[Dataset items]
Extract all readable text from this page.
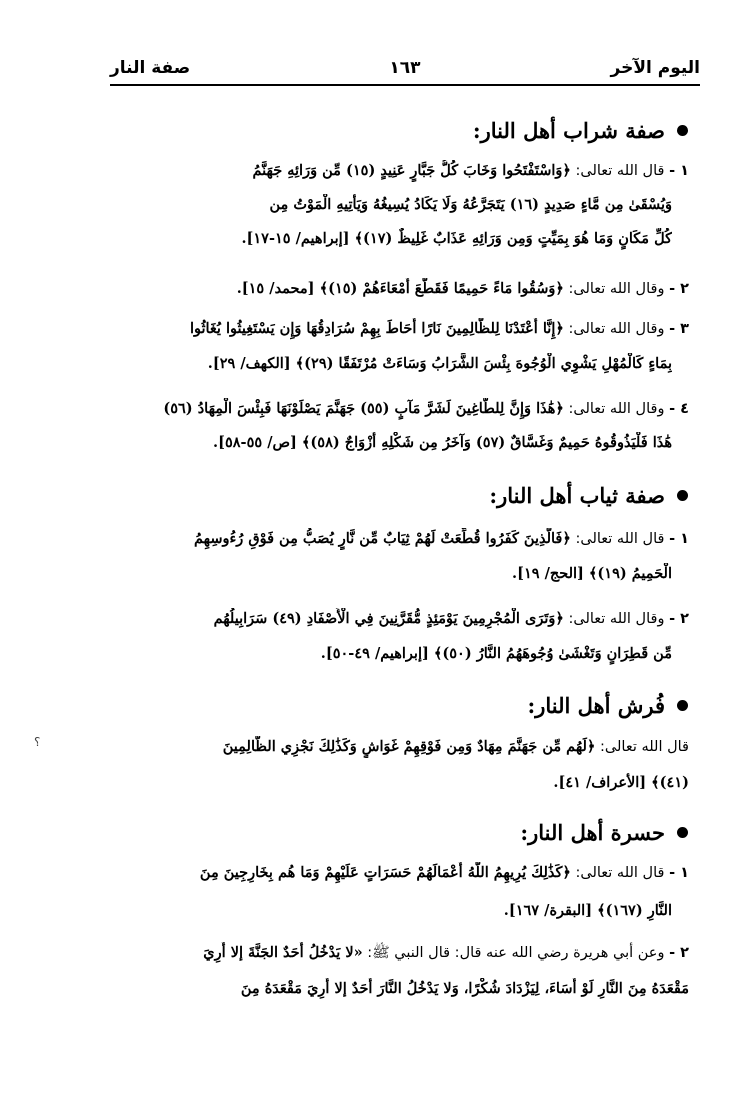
اليوم الآخر
١٦٣
صفة النار
صفة شراب أهل النار:
١ - قال الله تعالى: ﴿وَاسْتَفْتَحُوا وَخَابَ كُلُّ جَبَّارٍ عَنِيدٍ (١٥) مِّن وَرَائِهِ جَهَنَّمُ
وَيُسْقَىٰ مِن مَّاءٍ صَدِيدٍ (١٦) يَتَجَرَّعُهُ وَلَا يَكَادُ يُسِيغُهُ وَيَأْتِيهِ الْمَوْتُ مِن
كُلِّ مَكَانٍ وَمَا هُوَ بِمَيِّتٍ وَمِن وَرَائِهِ عَذَابٌ غَلِيظٌ (١٧)﴾ [إبراهيم/ ١٥-١٧].
٢ - وقال الله تعالى: ﴿وَسُقُوا مَاءً حَمِيمًا فَقَطَّعَ أَمْعَاءَهُمْ (١٥)﴾ [محمد/ ١٥].
٣ - وقال الله تعالى: ﴿إِنَّا أَعْتَدْنَا لِلظَّالِمِينَ نَارًا أَحَاطَ بِهِمْ سُرَادِقُهَا وَإِن يَسْتَغِيثُوا يُغَاثُوا
بِمَاءٍ كَالْمُهْلِ يَشْوِي الْوُجُوهَ بِئْسَ الشَّرَابُ وَسَاءَتْ مُرْتَفَقًا (٢٩)﴾ [الكهف/ ٢٩].
٤ - وقال الله تعالى: ﴿هَٰذَا وَإِنَّ لِلطَّاغِينَ لَشَرَّ مَآبٍ (٥٥) جَهَنَّمَ يَصْلَوْنَهَا فَبِئْسَ الْمِهَادُ (٥٦)
هَٰذَا فَلْيَذُوقُوهُ حَمِيمٌ وَغَسَّاقٌ (٥٧) وَآخَرُ مِن شَكْلِهِ أَزْوَاجٌ (٥٨)﴾ [ص/ ٥٥-٥٨].
صفة ثياب أهل النار:
١ - قال الله تعالى: ﴿فَالَّذِينَ كَفَرُوا قُطِّعَتْ لَهُمْ ثِيَابٌ مِّن نَّارٍ يُصَبُّ مِن فَوْقِ رُءُوسِهِمُ
الْحَمِيمُ (١٩)﴾ [الحج/ ١٩].
٢ - وقال الله تعالى: ﴿وَتَرَى الْمُجْرِمِينَ يَوْمَئِذٍ مُّقَرَّنِينَ فِي الْأَصْفَادِ (٤٩) سَرَابِيلُهُم
مِّن قَطِرَانٍ وَتَغْشَىٰ وُجُوهَهُمُ النَّارُ (٥٠)﴾ [إبراهيم/ ٤٩-٥٠].
فُرش أهل النار:
قال الله تعالى: ﴿لَهُم مِّن جَهَنَّمَ مِهَادٌ وَمِن فَوْقِهِمْ غَوَاشٍ وَكَذَٰلِكَ نَجْزِي الظَّالِمِينَ
(٤١)﴾ [الأعراف/ ٤١].
حسرة أهل النار:
١ - قال الله تعالى: ﴿كَذَٰلِكَ يُرِيهِمُ اللَّهُ أَعْمَالَهُمْ حَسَرَاتٍ عَلَيْهِمْ وَمَا هُم بِخَارِجِينَ مِنَ
النَّارِ (١٦٧)﴾ [البقرة/ ١٦٧].
٢ - وعن أبي هريرة رضي الله عنه قال: قال النبي ﷺ: «لا يَدْخُلُ أَحَدٌ الجَنَّةَ إلا أُرِيَ
مَقْعَدَهُ مِنَ النَّارِ لَوْ أَسَاءَ، لِيَزْدَادَ شُكْرًا، وَلا يَدْخُلُ النَّارَ أَحَدٌ إلا أُرِيَ مَقْعَدَهُ مِنَ
؟
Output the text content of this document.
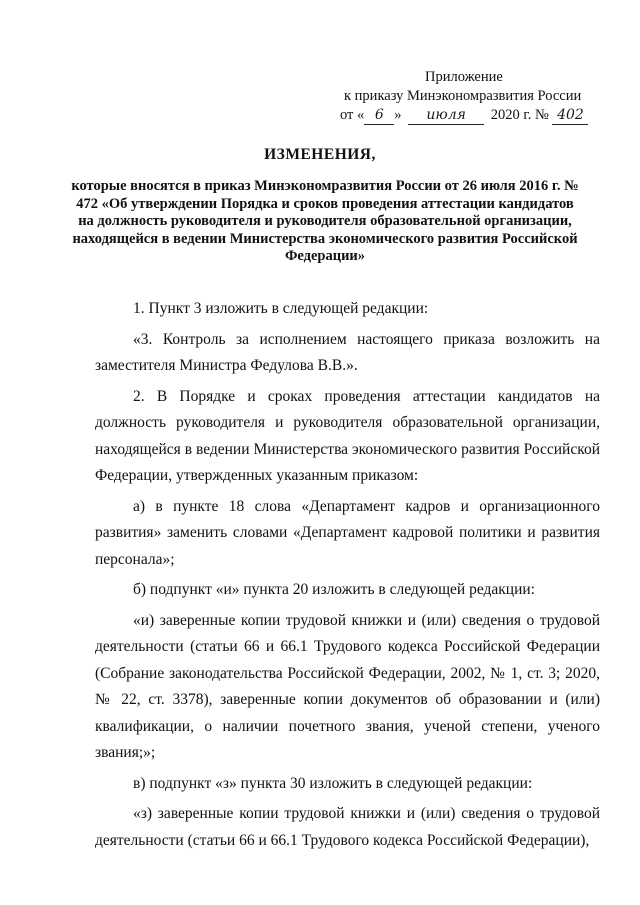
Приложение
к приказу Минэкономразвития России
от « 6 » июля 2020 г. № 402
ИЗМЕНЕНИЯ,
которые вносятся в приказ Минэкономразвития России от 26 июля 2016 г. № 472 «Об утверждении Порядка и сроков проведения аттестации кандидатов на должность руководителя и руководителя образовательной организации, находящейся в ведении Министерства экономического развития Российской Федерации»

1. Пункт 3 изложить в следующей редакции:

«3. Контроль за исполнением настоящего приказа возложить на заместителя Министра Федулова В.В.».

2. В Порядке и сроках проведения аттестации кандидатов на должность руководителя и руководителя образовательной организации, находящейся в ведении Министерства экономического развития Российской Федерации, утвержденных указанным приказом:

а) в пункте 18 слова «Департамент кадров и организационного развития» заменить словами «Департамент кадровой политики и развития персонала»;

б) подпункт «и» пункта 20 изложить в следующей редакции:

«и) заверенные копии трудовой книжки и (или) сведения о трудовой деятельности (статьи 66 и 66.1 Трудового кодекса Российской Федерации (Собрание законодательства Российской Федерации, 2002, № 1, ст. 3; 2020, № 22, ст. 3378), заверенные копии документов об образовании и (или) квалификации, о наличии почетного звания, ученой степени, ученого звания;»;

в) подпункт «з» пункта 30 изложить в следующей редакции:

«з) заверенные копии трудовой книжки и (или) сведения о трудовой деятельности (статьи 66 и 66.1 Трудового кодекса Российской Федерации),
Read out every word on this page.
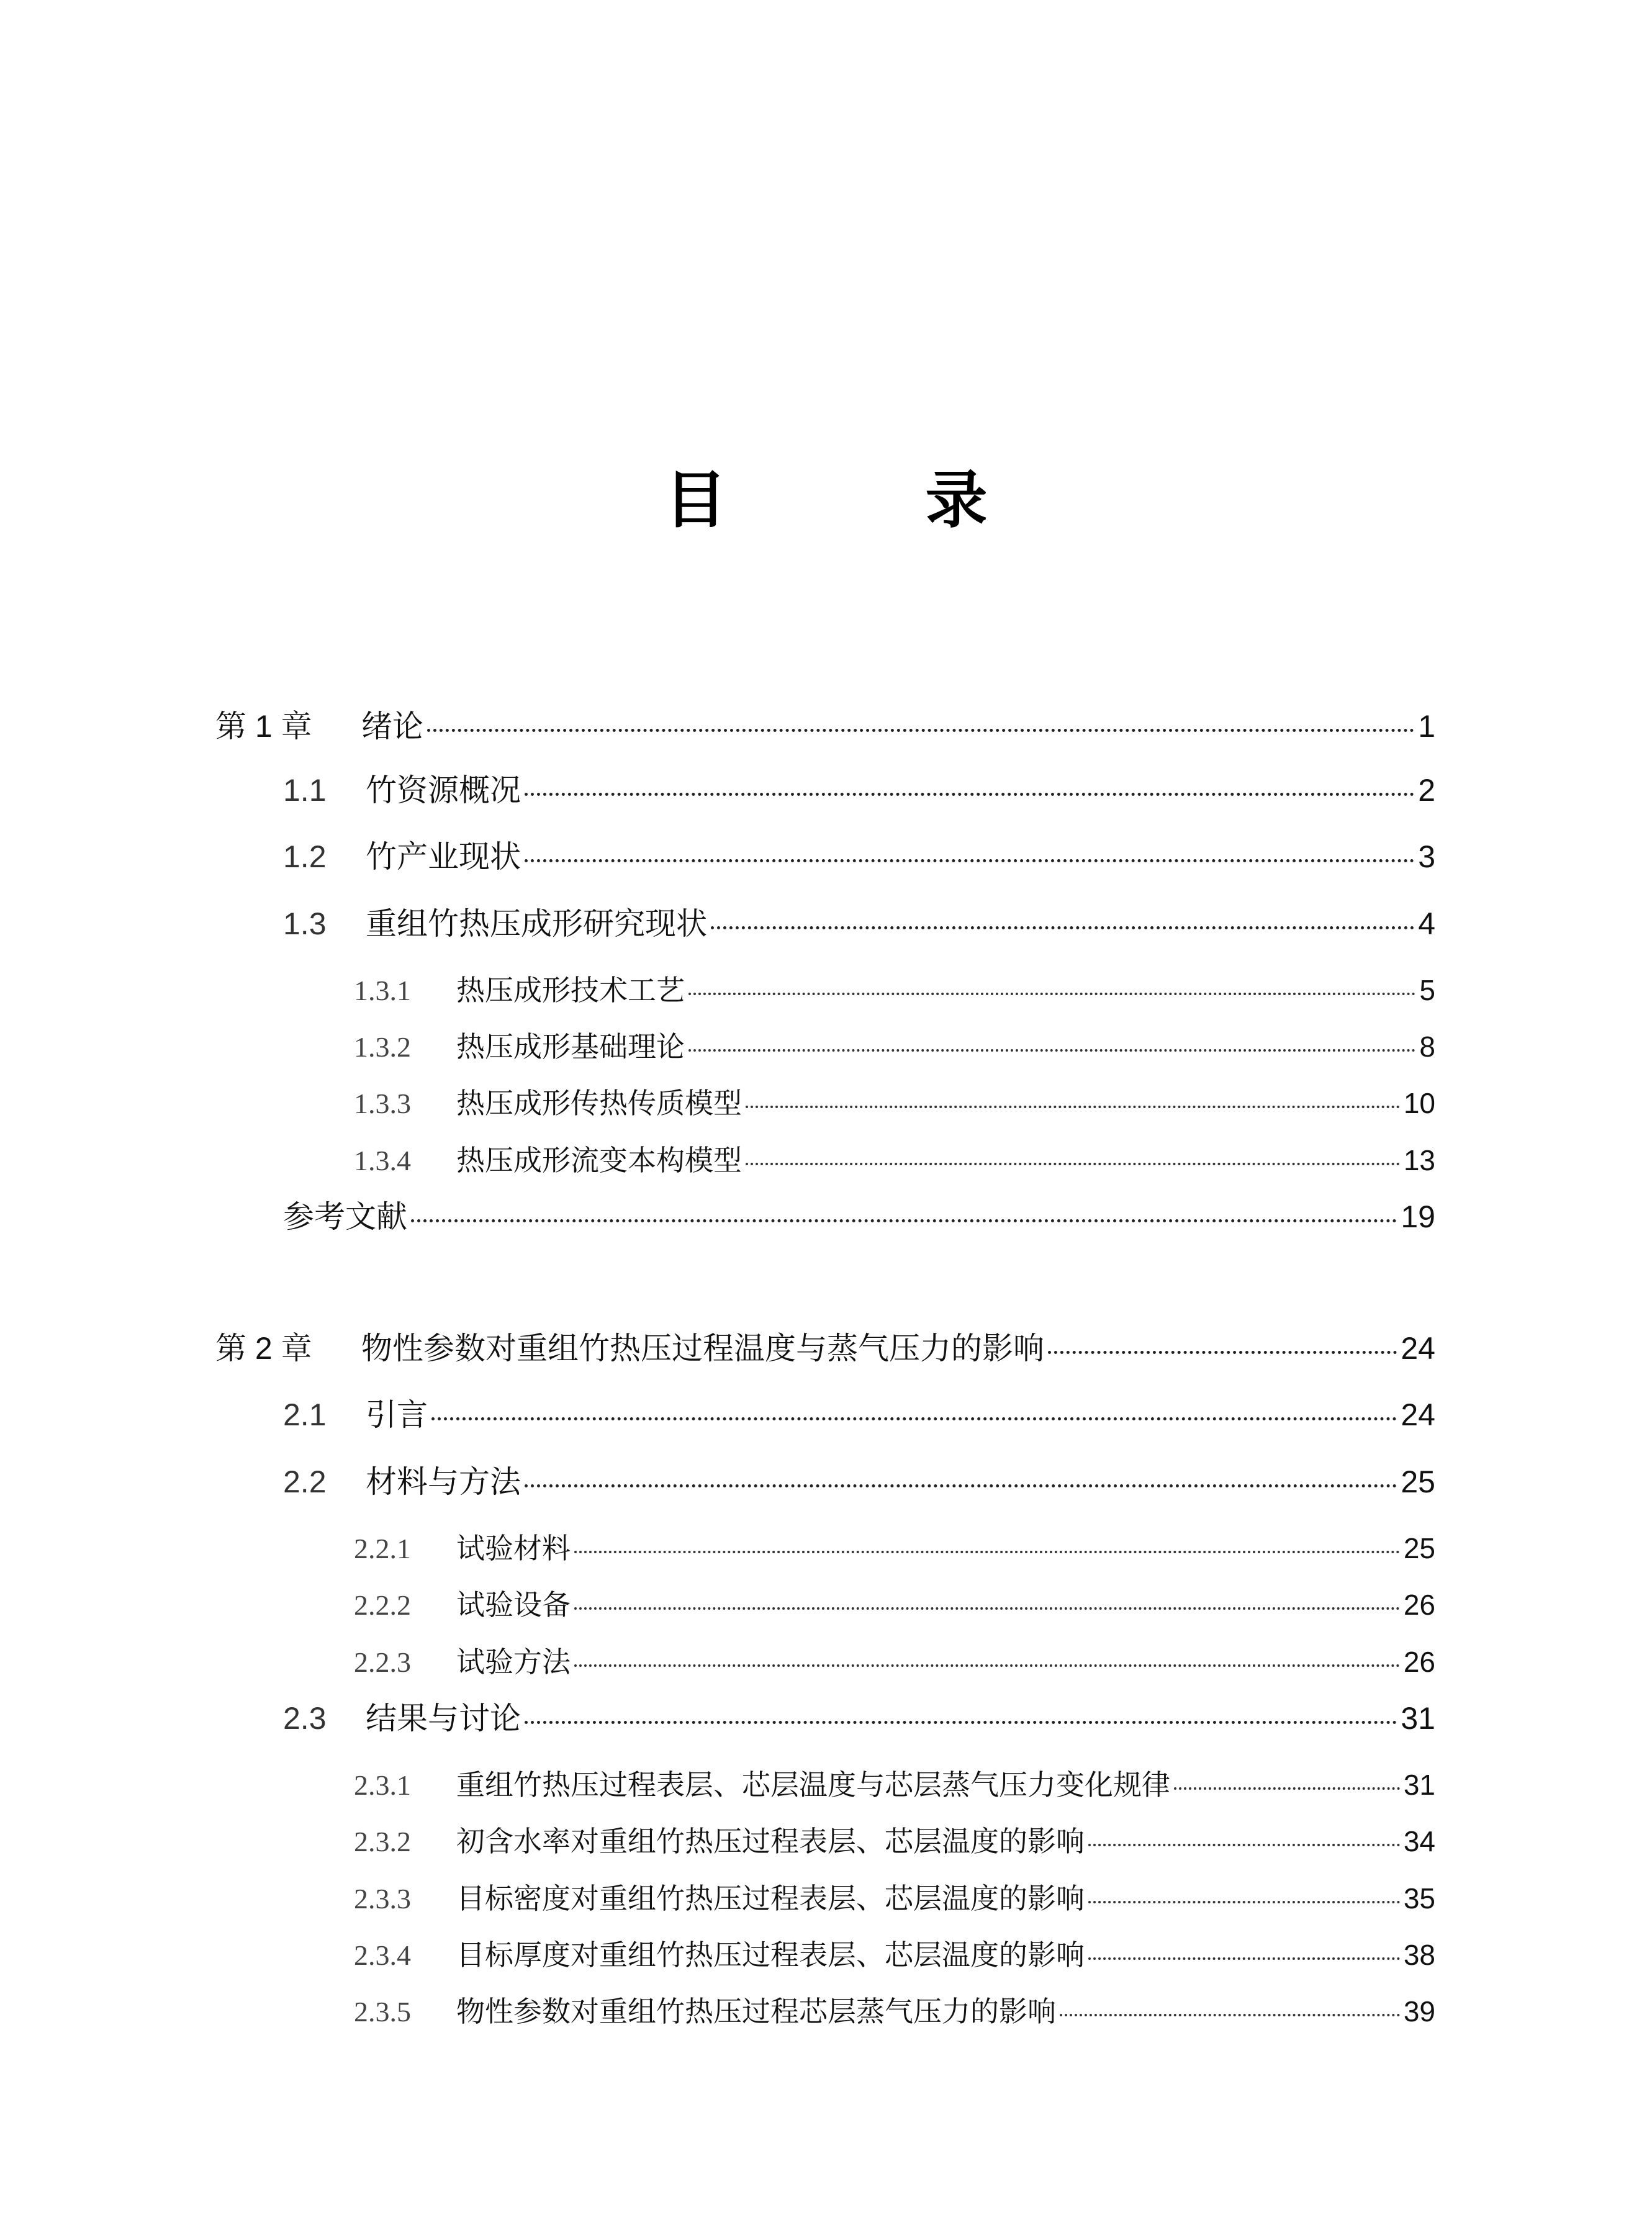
目　录
第 1 章	绪论	1
1.1	竹资源概况	2
1.2	竹产业现状	3
1.3	重组竹热压成形研究现状	4
1.3.1	热压成形技术工艺	5
1.3.2	热压成形基础理论	8
1.3.3	热压成形传热传质模型	10
1.3.4	热压成形流变本构模型	13
参考文献	19
第 2 章	物性参数对重组竹热压过程温度与蒸气压力的影响	24
2.1	引言	24
2.2	材料与方法	25
2.2.1	试验材料	25
2.2.2	试验设备	26
2.2.3	试验方法	26
2.3	结果与讨论	31
2.3.1	重组竹热压过程表层、芯层温度与芯层蒸气压力变化规律	31
2.3.2	初含水率对重组竹热压过程表层、芯层温度的影响	34
2.3.3	目标密度对重组竹热压过程表层、芯层温度的影响	35
2.3.4	目标厚度对重组竹热压过程表层、芯层温度的影响	38
2.3.5	物性参数对重组竹热压过程芯层蒸气压力的影响	39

> _Exercise directions_
Print the full listing exactly, dropping the pictures.

> _The response_
Extract all readable text from this page.
اليوم الآخر
١٦٣
صفة النار
صفة شراب أهل النار:
١ - قال الله تعالى: ﴿وَاسْتَفْتَحُوا وَخَابَ كُلُّ جَبَّارٍ عَنِيدٍ (١٥) مِّن وَرَائِهِ جَهَنَّمُ
وَيُسْقَىٰ مِن مَّاءٍ صَدِيدٍ (١٦) يَتَجَرَّعُهُ وَلَا يَكَادُ يُسِيغُهُ وَيَأْتِيهِ الْمَوْتُ مِن
كُلِّ مَكَانٍ وَمَا هُوَ بِمَيِّتٍ وَمِن وَرَائِهِ عَذَابٌ غَلِيظٌ (١٧)﴾ [إبراهيم/ ١٥-١٧].
٢ - وقال الله تعالى: ﴿وَسُقُوا مَاءً حَمِيمًا فَقَطَّعَ أَمْعَاءَهُمْ (١٥)﴾ [محمد/ ١٥].
٣ - وقال الله تعالى: ﴿إِنَّا أَعْتَدْنَا لِلظَّالِمِينَ نَارًا أَحَاطَ بِهِمْ سُرَادِقُهَا وَإِن يَسْتَغِيثُوا يُغَاثُوا
بِمَاءٍ كَالْمُهْلِ يَشْوِي الْوُجُوهَ بِئْسَ الشَّرَابُ وَسَاءَتْ مُرْتَفَقًا (٢٩)﴾ [الكهف/ ٢٩].
٤ - وقال الله تعالى: ﴿هَٰذَا وَإِنَّ لِلطَّاغِينَ لَشَرَّ مَآبٍ (٥٥) جَهَنَّمَ يَصْلَوْنَهَا فَبِئْسَ الْمِهَادُ (٥٦)
هَٰذَا فَلْيَذُوقُوهُ حَمِيمٌ وَغَسَّاقٌ (٥٧) وَآخَرُ مِن شَكْلِهِ أَزْوَاجٌ (٥٨)﴾ [ص/ ٥٥-٥٨].
صفة ثياب أهل النار:
١ - قال الله تعالى: ﴿فَالَّذِينَ كَفَرُوا قُطِّعَتْ لَهُمْ ثِيَابٌ مِّن نَّارٍ يُصَبُّ مِن فَوْقِ رُءُوسِهِمُ
الْحَمِيمُ (١٩)﴾ [الحج/ ١٩].
٢ - وقال الله تعالى: ﴿وَتَرَى الْمُجْرِمِينَ يَوْمَئِذٍ مُّقَرَّنِينَ فِي الْأَصْفَادِ (٤٩) سَرَابِيلُهُم
مِّن قَطِرَانٍ وَتَغْشَىٰ وُجُوهَهُمُ النَّارُ (٥٠)﴾ [إبراهيم/ ٤٩-٥٠].
فُرش أهل النار:
قال الله تعالى: ﴿لَهُم مِّن جَهَنَّمَ مِهَادٌ وَمِن فَوْقِهِمْ غَوَاشٍ وَكَذَٰلِكَ نَجْزِي الظَّالِمِينَ
(٤١)﴾ [الأعراف/ ٤١].
حسرة أهل النار:
١ - قال الله تعالى: ﴿كَذَٰلِكَ يُرِيهِمُ اللَّهُ أَعْمَالَهُمْ حَسَرَاتٍ عَلَيْهِمْ وَمَا هُم بِخَارِجِينَ مِنَ
النَّارِ (١٦٧)﴾ [البقرة/ ١٦٧].
٢ - وعن أبي هريرة رضي الله عنه قال: قال النبي ﷺ: «لا يَدْخُلُ أَحَدٌ الجَنَّةَ إلا أُرِيَ
مَقْعَدَهُ مِنَ النَّارِ لَوْ أَسَاءَ، لِيَزْدَادَ شُكْرًا، وَلا يَدْخُلُ النَّارَ أَحَدٌ إلا أُرِيَ مَقْعَدَهُ مِنَ
؟
Output the text content of this document.
Приложение
к приказу Минэкономразвития России
от « 6 » июля 2020 г. № 402
ИЗМЕНЕНИЯ,
которые вносятся в приказ Минэкономразвития России от 26 июля 2016 г. № 472 «Об утверждении Порядка и сроков проведения аттестации кандидатов на должность руководителя и руководителя образовательной организации, находящейся в ведении Министерства экономического развития Российской Федерации»

1. Пункт 3 изложить в следующей редакции:

«3. Контроль за исполнением настоящего приказа возложить на заместителя Министра Федулова В.В.».

2. В Порядке и сроках проведения аттестации кандидатов на должность руководителя и руководителя образовательной организации, находящейся в ведении Министерства экономического развития Российской Федерации, утвержденных указанным приказом:

а) в пункте 18 слова «Департамент кадров и организационного развития» заменить словами «Департамент кадровой политики и развития персонала»;

б) подпункт «и» пункта 20 изложить в следующей редакции:

«и) заверенные копии трудовой книжки и (или) сведения о трудовой деятельности (статьи 66 и 66.1 Трудового кодекса Российской Федерации (Собрание законодательства Российской Федерации, 2002, № 1, ст. 3; 2020, № 22, ст. 3378), заверенные копии документов об образовании и (или) квалификации, о наличии почетного звания, ученой степени, ученого звания;»;

в) подпункт «з» пункта 30 изложить в следующей редакции:

«з) заверенные копии трудовой книжки и (или) сведения о трудовой деятельности (статьи 66 и 66.1 Трудового кодекса Российской Федерации),
Read out every word on this page.
目　录
第 1 章	绪论	1
1.1	竹资源概况	2
1.2	竹产业现状	3
1.3	重组竹热压成形研究现状	4
1.3.1	热压成形技术工艺	5
1.3.2	热压成形基础理论	8
1.3.3	热压成形传热传质模型	10
1.3.4	热压成形流变本构模型	13
参考文献	19
第 2 章	物性参数对重组竹热压过程温度与蒸气压力的影响	24
2.1	引言	24
2.2	材料与方法	25
2.2.1	试验材料	25
2.2.2	试验设备	26
2.2.3	试验方法	26
2.3	结果与讨论	31
2.3.1	重组竹热压过程表层、芯层温度与芯层蒸气压力变化规律	31
2.3.2	初含水率对重组竹热压过程表层、芯层温度的影响	34
2.3.3	目标密度对重组竹热压过程表层、芯层温度的影响	35
2.3.4	目标厚度对重组竹热压过程表层、芯层温度的影响	38
2.3.5	物性参数对重组竹热压过程芯层蒸气压力的影响	39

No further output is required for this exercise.